# Data items
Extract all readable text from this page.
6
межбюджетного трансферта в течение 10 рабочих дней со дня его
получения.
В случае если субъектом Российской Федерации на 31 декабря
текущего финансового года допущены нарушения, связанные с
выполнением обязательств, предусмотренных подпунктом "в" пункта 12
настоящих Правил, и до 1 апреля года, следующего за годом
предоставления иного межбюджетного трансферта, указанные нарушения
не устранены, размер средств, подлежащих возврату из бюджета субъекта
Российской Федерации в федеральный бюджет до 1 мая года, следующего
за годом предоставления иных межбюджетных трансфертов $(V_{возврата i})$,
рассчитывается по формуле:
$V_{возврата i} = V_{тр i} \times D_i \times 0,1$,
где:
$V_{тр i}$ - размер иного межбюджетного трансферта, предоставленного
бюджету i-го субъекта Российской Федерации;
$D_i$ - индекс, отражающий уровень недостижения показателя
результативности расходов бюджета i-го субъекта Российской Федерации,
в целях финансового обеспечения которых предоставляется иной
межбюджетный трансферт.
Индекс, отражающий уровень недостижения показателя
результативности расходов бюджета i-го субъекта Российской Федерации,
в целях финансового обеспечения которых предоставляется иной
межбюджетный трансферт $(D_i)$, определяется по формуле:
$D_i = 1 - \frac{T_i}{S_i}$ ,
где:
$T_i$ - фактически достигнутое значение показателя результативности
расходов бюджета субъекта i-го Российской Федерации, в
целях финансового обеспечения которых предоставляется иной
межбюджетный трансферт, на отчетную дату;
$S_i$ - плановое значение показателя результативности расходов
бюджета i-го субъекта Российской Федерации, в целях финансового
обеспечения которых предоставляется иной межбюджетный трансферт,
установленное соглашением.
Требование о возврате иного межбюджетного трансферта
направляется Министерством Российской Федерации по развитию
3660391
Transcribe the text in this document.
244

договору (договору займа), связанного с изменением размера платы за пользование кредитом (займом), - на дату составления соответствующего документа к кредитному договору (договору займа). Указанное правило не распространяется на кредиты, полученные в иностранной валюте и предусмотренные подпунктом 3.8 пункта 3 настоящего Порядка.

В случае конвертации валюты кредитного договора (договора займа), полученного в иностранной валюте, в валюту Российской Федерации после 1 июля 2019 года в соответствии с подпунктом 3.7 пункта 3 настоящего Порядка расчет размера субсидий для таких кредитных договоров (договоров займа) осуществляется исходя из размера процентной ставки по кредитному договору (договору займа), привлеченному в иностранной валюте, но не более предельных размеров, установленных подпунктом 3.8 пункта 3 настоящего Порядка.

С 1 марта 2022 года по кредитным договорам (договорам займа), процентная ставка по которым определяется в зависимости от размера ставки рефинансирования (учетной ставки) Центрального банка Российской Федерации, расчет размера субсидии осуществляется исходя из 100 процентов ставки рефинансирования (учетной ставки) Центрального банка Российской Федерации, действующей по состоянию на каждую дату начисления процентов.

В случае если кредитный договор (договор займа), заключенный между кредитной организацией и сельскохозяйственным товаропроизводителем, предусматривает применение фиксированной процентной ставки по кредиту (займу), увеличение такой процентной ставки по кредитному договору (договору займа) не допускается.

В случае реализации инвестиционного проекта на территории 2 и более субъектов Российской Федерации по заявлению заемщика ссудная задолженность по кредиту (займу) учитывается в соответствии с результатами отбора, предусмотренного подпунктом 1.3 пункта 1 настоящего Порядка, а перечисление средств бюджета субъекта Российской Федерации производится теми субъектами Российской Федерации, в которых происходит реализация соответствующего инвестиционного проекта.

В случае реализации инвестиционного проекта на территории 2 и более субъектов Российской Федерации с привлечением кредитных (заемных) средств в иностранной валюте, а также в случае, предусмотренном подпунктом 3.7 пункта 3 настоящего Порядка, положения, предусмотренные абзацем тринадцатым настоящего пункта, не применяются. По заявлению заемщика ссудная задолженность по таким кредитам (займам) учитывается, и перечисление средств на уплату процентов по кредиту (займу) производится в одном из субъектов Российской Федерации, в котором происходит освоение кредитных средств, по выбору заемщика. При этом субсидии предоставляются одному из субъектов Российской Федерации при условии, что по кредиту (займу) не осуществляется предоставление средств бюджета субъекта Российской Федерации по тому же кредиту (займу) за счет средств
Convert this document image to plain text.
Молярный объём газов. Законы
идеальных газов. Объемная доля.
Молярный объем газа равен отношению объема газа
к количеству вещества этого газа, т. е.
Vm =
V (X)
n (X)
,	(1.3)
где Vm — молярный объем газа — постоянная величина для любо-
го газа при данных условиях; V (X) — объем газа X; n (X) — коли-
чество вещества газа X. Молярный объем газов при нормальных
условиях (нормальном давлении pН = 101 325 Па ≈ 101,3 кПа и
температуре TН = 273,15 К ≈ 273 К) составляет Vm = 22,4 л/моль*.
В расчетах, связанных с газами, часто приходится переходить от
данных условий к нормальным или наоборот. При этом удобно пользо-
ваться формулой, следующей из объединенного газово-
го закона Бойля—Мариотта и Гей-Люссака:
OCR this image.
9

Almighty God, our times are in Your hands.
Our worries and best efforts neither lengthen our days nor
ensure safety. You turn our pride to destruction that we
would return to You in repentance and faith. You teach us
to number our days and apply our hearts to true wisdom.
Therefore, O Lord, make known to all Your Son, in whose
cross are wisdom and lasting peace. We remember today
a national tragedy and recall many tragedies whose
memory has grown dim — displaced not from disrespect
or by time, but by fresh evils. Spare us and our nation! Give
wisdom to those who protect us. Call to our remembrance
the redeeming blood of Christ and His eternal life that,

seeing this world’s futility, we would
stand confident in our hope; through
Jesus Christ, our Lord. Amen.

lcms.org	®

# Direction
Print all of the entries exactly as they are written.

# Response to the task
Extract all readable text from this page.
6
межбюджетного трансферта в течение 10 рабочих дней со дня его
получения.
В случае если субъектом Российской Федерации на 31 декабря
текущего финансового года допущены нарушения, связанные с
выполнением обязательств, предусмотренных подпунктом "в" пункта 12
настоящих Правил, и до 1 апреля года, следующего за годом
предоставления иного межбюджетного трансферта, указанные нарушения
не устранены, размер средств, подлежащих возврату из бюджета субъекта
Российской Федерации в федеральный бюджет до 1 мая года, следующего
за годом предоставления иных межбюджетных трансфертов $(V_{возврата i})$,
рассчитывается по формуле:
$V_{возврата i} = V_{тр i} \times D_i \times 0,1$,
где:
$V_{тр i}$ - размер иного межбюджетного трансферта, предоставленного
бюджету i-го субъекта Российской Федерации;
$D_i$ - индекс, отражающий уровень недостижения показателя
результативности расходов бюджета i-го субъекта Российской Федерации,
в целях финансового обеспечения которых предоставляется иной
межбюджетный трансферт.
Индекс, отражающий уровень недостижения показателя
результативности расходов бюджета i-го субъекта Российской Федерации,
в целях финансового обеспечения которых предоставляется иной
межбюджетный трансферт $(D_i)$, определяется по формуле:
$D_i = 1 - \frac{T_i}{S_i}$ ,
где:
$T_i$ - фактически достигнутое значение показателя результативности
расходов бюджета субъекта i-го Российской Федерации, в
целях финансового обеспечения которых предоставляется иной
межбюджетный трансферт, на отчетную дату;
$S_i$ - плановое значение показателя результативности расходов
бюджета i-го субъекта Российской Федерации, в целях финансового
обеспечения которых предоставляется иной межбюджетный трансферт,
установленное соглашением.
Требование о возврате иного межбюджетного трансферта
направляется Министерством Российской Федерации по развитию
3660391
Transcribe the text in this document.
244

договору (договору займа), связанного с изменением размера платы за пользование кредитом (займом), - на дату составления соответствующего документа к кредитному договору (договору займа). Указанное правило не распространяется на кредиты, полученные в иностранной валюте и предусмотренные подпунктом 3.8 пункта 3 настоящего Порядка.

В случае конвертации валюты кредитного договора (договора займа), полученного в иностранной валюте, в валюту Российской Федерации после 1 июля 2019 года в соответствии с подпунктом 3.7 пункта 3 настоящего Порядка расчет размера субсидий для таких кредитных договоров (договоров займа) осуществляется исходя из размера процентной ставки по кредитному договору (договору займа), привлеченному в иностранной валюте, но не более предельных размеров, установленных подпунктом 3.8 пункта 3 настоящего Порядка.

С 1 марта 2022 года по кредитным договорам (договорам займа), процентная ставка по которым определяется в зависимости от размера ставки рефинансирования (учетной ставки) Центрального банка Российской Федерации, расчет размера субсидии осуществляется исходя из 100 процентов ставки рефинансирования (учетной ставки) Центрального банка Российской Федерации, действующей по состоянию на каждую дату начисления процентов.

В случае если кредитный договор (договор займа), заключенный между кредитной организацией и сельскохозяйственным товаропроизводителем, предусматривает применение фиксированной процентной ставки по кредиту (займу), увеличение такой процентной ставки по кредитному договору (договору займа) не допускается.

В случае реализации инвестиционного проекта на территории 2 и более субъектов Российской Федерации по заявлению заемщика ссудная задолженность по кредиту (займу) учитывается в соответствии с результатами отбора, предусмотренного подпунктом 1.3 пункта 1 настоящего Порядка, а перечисление средств бюджета субъекта Российской Федерации производится теми субъектами Российской Федерации, в которых происходит реализация соответствующего инвестиционного проекта.

В случае реализации инвестиционного проекта на территории 2 и более субъектов Российской Федерации с привлечением кредитных (заемных) средств в иностранной валюте, а также в случае, предусмотренном подпунктом 3.7 пункта 3 настоящего Порядка, положения, предусмотренные абзацем тринадцатым настоящего пункта, не применяются. По заявлению заемщика ссудная задолженность по таким кредитам (займам) учитывается, и перечисление средств на уплату процентов по кредиту (займу) производится в одном из субъектов Российской Федерации, в котором происходит освоение кредитных средств, по выбору заемщика. При этом субсидии предоставляются одному из субъектов Российской Федерации при условии, что по кредиту (займу) не осуществляется предоставление средств бюджета субъекта Российской Федерации по тому же кредиту (займу) за счет средств
Convert this document image to plain text.
Молярный объём газов. Законы
идеальных газов. Объемная доля.
Молярный объем газа равен отношению объема газа
к количеству вещества этого газа, т. е.
Vm =
V (X)
n (X)
,	(1.3)
где Vm — молярный объем газа — постоянная величина для любо-
го газа при данных условиях; V (X) — объем газа X; n (X) — коли-
чество вещества газа X. Молярный объем газов при нормальных
условиях (нормальном давлении pН = 101 325 Па ≈ 101,3 кПа и
температуре TН = 273,15 К ≈ 273 К) составляет Vm = 22,4 л/моль*.
В расчетах, связанных с газами, часто приходится переходить от
данных условий к нормальным или наоборот. При этом удобно пользо-
ваться формулой, следующей из объединенного газово-
го закона Бойля—Мариотта и Гей-Люссака:
OCR this image.
9

Almighty God, our times are in Your hands.
Our worries and best efforts neither lengthen our days nor
ensure safety. You turn our pride to destruction that we
would return to You in repentance and faith. You teach us
to number our days and apply our hearts to true wisdom.
Therefore, O Lord, make known to all Your Son, in whose
cross are wisdom and lasting peace. We remember today
a national tragedy and recall many tragedies whose
memory has grown dim — displaced not from disrespect
or by time, but by fresh evils. Spare us and our nation! Give
wisdom to those who protect us. Call to our remembrance
the redeeming blood of Christ and His eternal life that,

seeing this world’s futility, we would
stand confident in our hope; through
Jesus Christ, our Lord. Amen.

lcms.org	®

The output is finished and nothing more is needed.